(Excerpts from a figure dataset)
━━━━━━━━━━━━━━━━━━━━━━━━━━━━━━
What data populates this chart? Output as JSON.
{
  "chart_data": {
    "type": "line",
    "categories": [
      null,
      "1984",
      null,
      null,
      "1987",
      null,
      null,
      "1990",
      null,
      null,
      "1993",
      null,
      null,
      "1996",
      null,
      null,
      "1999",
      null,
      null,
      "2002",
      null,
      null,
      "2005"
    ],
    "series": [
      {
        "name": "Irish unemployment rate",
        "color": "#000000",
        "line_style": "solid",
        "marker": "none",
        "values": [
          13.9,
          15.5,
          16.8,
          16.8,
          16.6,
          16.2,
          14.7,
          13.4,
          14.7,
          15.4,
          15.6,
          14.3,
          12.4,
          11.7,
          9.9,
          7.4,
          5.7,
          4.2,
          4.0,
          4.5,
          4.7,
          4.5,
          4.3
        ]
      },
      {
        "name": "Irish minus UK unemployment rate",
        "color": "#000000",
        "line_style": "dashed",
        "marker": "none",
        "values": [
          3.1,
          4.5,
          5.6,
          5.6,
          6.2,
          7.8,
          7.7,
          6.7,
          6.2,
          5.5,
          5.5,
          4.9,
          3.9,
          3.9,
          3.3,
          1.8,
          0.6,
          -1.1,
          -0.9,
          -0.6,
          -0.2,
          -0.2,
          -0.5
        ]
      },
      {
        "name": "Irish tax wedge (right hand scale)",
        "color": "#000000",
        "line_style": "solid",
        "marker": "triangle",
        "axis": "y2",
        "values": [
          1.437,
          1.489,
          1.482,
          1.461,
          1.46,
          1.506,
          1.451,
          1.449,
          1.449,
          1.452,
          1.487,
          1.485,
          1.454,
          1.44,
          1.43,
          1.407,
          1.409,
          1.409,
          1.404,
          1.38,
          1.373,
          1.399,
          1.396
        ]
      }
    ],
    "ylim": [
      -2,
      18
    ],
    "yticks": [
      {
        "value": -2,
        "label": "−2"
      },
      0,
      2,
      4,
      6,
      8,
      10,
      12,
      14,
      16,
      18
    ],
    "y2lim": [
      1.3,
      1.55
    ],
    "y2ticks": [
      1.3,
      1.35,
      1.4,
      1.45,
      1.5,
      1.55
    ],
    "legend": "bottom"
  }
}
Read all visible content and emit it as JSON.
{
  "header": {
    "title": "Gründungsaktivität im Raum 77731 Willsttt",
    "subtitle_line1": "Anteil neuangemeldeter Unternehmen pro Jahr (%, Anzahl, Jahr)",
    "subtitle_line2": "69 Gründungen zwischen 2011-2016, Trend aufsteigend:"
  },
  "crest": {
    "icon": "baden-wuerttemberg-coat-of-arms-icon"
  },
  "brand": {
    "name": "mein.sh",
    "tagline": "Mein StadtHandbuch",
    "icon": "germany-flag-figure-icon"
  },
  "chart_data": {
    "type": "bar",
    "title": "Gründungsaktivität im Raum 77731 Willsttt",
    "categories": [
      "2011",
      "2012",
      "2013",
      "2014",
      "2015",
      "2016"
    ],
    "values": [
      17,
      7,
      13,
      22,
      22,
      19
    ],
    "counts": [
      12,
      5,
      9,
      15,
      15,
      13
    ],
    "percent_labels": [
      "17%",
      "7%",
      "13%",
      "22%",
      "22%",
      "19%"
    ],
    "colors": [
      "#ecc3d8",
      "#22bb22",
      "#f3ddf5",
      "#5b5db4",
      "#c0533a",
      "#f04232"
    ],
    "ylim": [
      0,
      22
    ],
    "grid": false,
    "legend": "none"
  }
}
━━━━━━━━━━━━━━━━━━━━━━━━━━━━━━
EXERCISE PROMPT: Every line above should be retyped exactly as given.

IN RESPONSE:
What data populates this chart? Output as JSON.
{
  "chart_data": {
    "type": "line",
    "categories": [
      null,
      "1984",
      null,
      null,
      "1987",
      null,
      null,
      "1990",
      null,
      null,
      "1993",
      null,
      null,
      "1996",
      null,
      null,
      "1999",
      null,
      null,
      "2002",
      null,
      null,
      "2005"
    ],
    "series": [
      {
        "name": "Irish unemployment rate",
        "color": "#000000",
        "line_style": "solid",
        "marker": "none",
        "values": [
          13.9,
          15.5,
          16.8,
          16.8,
          16.6,
          16.2,
          14.7,
          13.4,
          14.7,
          15.4,
          15.6,
          14.3,
          12.4,
          11.7,
          9.9,
          7.4,
          5.7,
          4.2,
          4.0,
          4.5,
          4.7,
          4.5,
          4.3
        ]
      },
      {
        "name": "Irish minus UK unemployment rate",
        "color": "#000000",
        "line_style": "dashed",
        "marker": "none",
        "values": [
          3.1,
          4.5,
          5.6,
          5.6,
          6.2,
          7.8,
          7.7,
          6.7,
          6.2,
          5.5,
          5.5,
          4.9,
          3.9,
          3.9,
          3.3,
          1.8,
          0.6,
          -1.1,
          -0.9,
          -0.6,
          -0.2,
          -0.2,
          -0.5
        ]
      },
      {
        "name": "Irish tax wedge (right hand scale)",
        "color": "#000000",
        "line_style": "solid",
        "marker": "triangle",
        "axis": "y2",
        "values": [
          1.437,
          1.489,
          1.482,
          1.461,
          1.46,
          1.506,
          1.451,
          1.449,
          1.449,
          1.452,
          1.487,
          1.485,
          1.454,
          1.44,
          1.43,
          1.407,
          1.409,
          1.409,
          1.404,
          1.38,
          1.373,
          1.399,
          1.396
        ]
      }
    ],
    "ylim": [
      -2,
      18
    ],
    "yticks": [
      {
        "value": -2,
        "label": "−2"
      },
      0,
      2,
      4,
      6,
      8,
      10,
      12,
      14,
      16,
      18
    ],
    "y2lim": [
      1.3,
      1.55
    ],
    "y2ticks": [
      1.3,
      1.35,
      1.4,
      1.45,
      1.5,
      1.55
    ],
    "legend": "bottom"
  }
}
Read all visible content and emit it as JSON.
{
  "header": {
    "title": "Gründungsaktivität im Raum 77731 Willsttt",
    "subtitle_line1": "Anteil neuangemeldeter Unternehmen pro Jahr (%, Anzahl, Jahr)",
    "subtitle_line2": "69 Gründungen zwischen 2011-2016, Trend aufsteigend:"
  },
  "crest": {
    "icon": "baden-wuerttemberg-coat-of-arms-icon"
  },
  "brand": {
    "name": "mein.sh",
    "tagline": "Mein StadtHandbuch",
    "icon": "germany-flag-figure-icon"
  },
  "chart_data": {
    "type": "bar",
    "title": "Gründungsaktivität im Raum 77731 Willsttt",
    "categories": [
      "2011",
      "2012",
      "2013",
      "2014",
      "2015",
      "2016"
    ],
    "values": [
      17,
      7,
      13,
      22,
      22,
      19
    ],
    "counts": [
      12,
      5,
      9,
      15,
      15,
      13
    ],
    "percent_labels": [
      "17%",
      "7%",
      "13%",
      "22%",
      "22%",
      "19%"
    ],
    "colors": [
      "#ecc3d8",
      "#22bb22",
      "#f3ddf5",
      "#5b5db4",
      "#c0533a",
      "#f04232"
    ],
    "ylim": [
      0,
      22
    ],
    "grid": false,
    "legend": "none"
  }
}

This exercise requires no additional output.